**Short problem**. Present the data once more in exactly its original form.

**Provided material**.
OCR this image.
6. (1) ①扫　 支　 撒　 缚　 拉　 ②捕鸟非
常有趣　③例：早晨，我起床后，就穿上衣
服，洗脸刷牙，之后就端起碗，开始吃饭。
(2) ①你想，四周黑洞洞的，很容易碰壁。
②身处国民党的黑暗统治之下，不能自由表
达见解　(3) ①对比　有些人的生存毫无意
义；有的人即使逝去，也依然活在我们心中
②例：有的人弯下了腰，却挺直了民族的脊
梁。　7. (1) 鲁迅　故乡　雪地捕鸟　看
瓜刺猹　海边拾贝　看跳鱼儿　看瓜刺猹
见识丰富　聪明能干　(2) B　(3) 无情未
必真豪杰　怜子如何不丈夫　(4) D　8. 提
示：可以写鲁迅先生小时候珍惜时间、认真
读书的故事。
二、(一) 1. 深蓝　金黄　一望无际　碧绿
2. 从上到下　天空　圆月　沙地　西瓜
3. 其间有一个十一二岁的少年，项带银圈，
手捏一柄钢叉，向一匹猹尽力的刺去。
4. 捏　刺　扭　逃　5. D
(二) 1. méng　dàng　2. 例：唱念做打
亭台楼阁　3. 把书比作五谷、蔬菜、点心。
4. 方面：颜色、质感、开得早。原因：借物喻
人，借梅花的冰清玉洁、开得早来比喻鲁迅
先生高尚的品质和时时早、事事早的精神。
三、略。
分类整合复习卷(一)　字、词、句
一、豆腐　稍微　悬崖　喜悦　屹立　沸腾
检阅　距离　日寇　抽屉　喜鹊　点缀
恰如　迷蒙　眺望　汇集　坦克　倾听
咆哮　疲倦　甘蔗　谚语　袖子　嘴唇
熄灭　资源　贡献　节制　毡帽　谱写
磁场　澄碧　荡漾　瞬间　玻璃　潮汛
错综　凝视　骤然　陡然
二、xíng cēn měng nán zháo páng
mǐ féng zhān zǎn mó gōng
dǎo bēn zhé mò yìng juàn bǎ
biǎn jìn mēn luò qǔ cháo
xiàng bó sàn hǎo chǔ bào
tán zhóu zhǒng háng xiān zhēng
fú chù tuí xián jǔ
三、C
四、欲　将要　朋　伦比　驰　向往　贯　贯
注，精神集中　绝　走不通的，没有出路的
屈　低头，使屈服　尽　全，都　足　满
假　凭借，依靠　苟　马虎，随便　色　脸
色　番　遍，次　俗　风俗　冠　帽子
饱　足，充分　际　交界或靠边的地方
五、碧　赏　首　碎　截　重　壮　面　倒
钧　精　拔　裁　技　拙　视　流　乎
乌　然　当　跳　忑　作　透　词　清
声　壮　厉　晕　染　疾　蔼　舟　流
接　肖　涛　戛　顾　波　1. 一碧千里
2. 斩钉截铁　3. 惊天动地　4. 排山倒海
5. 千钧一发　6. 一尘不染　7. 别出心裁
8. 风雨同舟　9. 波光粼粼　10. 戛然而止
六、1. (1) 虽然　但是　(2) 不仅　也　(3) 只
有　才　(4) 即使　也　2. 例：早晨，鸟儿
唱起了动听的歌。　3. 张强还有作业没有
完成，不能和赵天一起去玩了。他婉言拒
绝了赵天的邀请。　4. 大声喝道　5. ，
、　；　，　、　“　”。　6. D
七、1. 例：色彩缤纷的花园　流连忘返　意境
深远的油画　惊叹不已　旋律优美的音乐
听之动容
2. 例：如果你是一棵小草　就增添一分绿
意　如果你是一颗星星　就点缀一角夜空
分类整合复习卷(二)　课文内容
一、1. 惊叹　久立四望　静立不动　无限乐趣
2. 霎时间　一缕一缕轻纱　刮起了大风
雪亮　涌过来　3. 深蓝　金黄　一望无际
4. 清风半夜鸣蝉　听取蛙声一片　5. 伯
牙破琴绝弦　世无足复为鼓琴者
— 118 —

**Response to the task**.
OCR this image.
6. (1) ①扫　 支　 撒　 缚　 拉　 ②捕鸟非
常有趣　③例：早晨，我起床后，就穿上衣
服，洗脸刷牙，之后就端起碗，开始吃饭。
(2) ①你想，四周黑洞洞的，很容易碰壁。
②身处国民党的黑暗统治之下，不能自由表
达见解　(3) ①对比　有些人的生存毫无意
义；有的人即使逝去，也依然活在我们心中
②例：有的人弯下了腰，却挺直了民族的脊
梁。　7. (1) 鲁迅　故乡　雪地捕鸟　看
瓜刺猹　海边拾贝　看跳鱼儿　看瓜刺猹
见识丰富　聪明能干　(2) B　(3) 无情未
必真豪杰　怜子如何不丈夫　(4) D　8. 提
示：可以写鲁迅先生小时候珍惜时间、认真
读书的故事。
二、(一) 1. 深蓝　金黄　一望无际　碧绿
2. 从上到下　天空　圆月　沙地　西瓜
3. 其间有一个十一二岁的少年，项带银圈，
手捏一柄钢叉，向一匹猹尽力的刺去。
4. 捏　刺　扭　逃　5. D
(二) 1. méng　dàng　2. 例：唱念做打
亭台楼阁　3. 把书比作五谷、蔬菜、点心。
4. 方面：颜色、质感、开得早。原因：借物喻
人，借梅花的冰清玉洁、开得早来比喻鲁迅
先生高尚的品质和时时早、事事早的精神。
三、略。
分类整合复习卷(一)　字、词、句
一、豆腐　稍微　悬崖　喜悦　屹立　沸腾
检阅　距离　日寇　抽屉　喜鹊　点缀
恰如　迷蒙　眺望　汇集　坦克　倾听
咆哮　疲倦　甘蔗　谚语　袖子　嘴唇
熄灭　资源　贡献　节制　毡帽　谱写
磁场　澄碧　荡漾　瞬间　玻璃　潮汛
错综　凝视　骤然　陡然
二、xíng cēn měng nán zháo páng
mǐ féng zhān zǎn mó gōng
dǎo bēn zhé mò yìng juàn bǎ
biǎn jìn mēn luò qǔ cháo
xiàng bó sàn hǎo chǔ bào
tán zhóu zhǒng háng xiān zhēng
fú chù tuí xián jǔ
三、C
四、欲　将要　朋　伦比　驰　向往　贯　贯
注，精神集中　绝　走不通的，没有出路的
屈　低头，使屈服　尽　全，都　足　满
假　凭借，依靠　苟　马虎，随便　色　脸
色　番　遍，次　俗　风俗　冠　帽子
饱　足，充分　际　交界或靠边的地方
五、碧　赏　首　碎　截　重　壮　面　倒
钧　精　拔　裁　技　拙　视　流　乎
乌　然　当　跳　忑　作　透　词　清
声　壮　厉　晕　染　疾　蔼　舟　流
接　肖　涛　戛　顾　波　1. 一碧千里
2. 斩钉截铁　3. 惊天动地　4. 排山倒海
5. 千钧一发　6. 一尘不染　7. 别出心裁
8. 风雨同舟　9. 波光粼粼　10. 戛然而止
六、1. (1) 虽然　但是　(2) 不仅　也　(3) 只
有　才　(4) 即使　也　2. 例：早晨，鸟儿
唱起了动听的歌。　3. 张强还有作业没有
完成，不能和赵天一起去玩了。他婉言拒
绝了赵天的邀请。　4. 大声喝道　5. ，
、　；　，　、　“　”。　6. D
七、1. 例：色彩缤纷的花园　流连忘返　意境
深远的油画　惊叹不已　旋律优美的音乐
听之动容
2. 例：如果你是一棵小草　就增添一分绿
意　如果你是一颗星星　就点缀一角夜空
分类整合复习卷(二)　课文内容
一、1. 惊叹　久立四望　静立不动　无限乐趣
2. 霎时间　一缕一缕轻纱　刮起了大风
雪亮　涌过来　3. 深蓝　金黄　一望无际
4. 清风半夜鸣蝉　听取蛙声一片　5. 伯
牙破琴绝弦　世无足复为鼓琴者
— 118 —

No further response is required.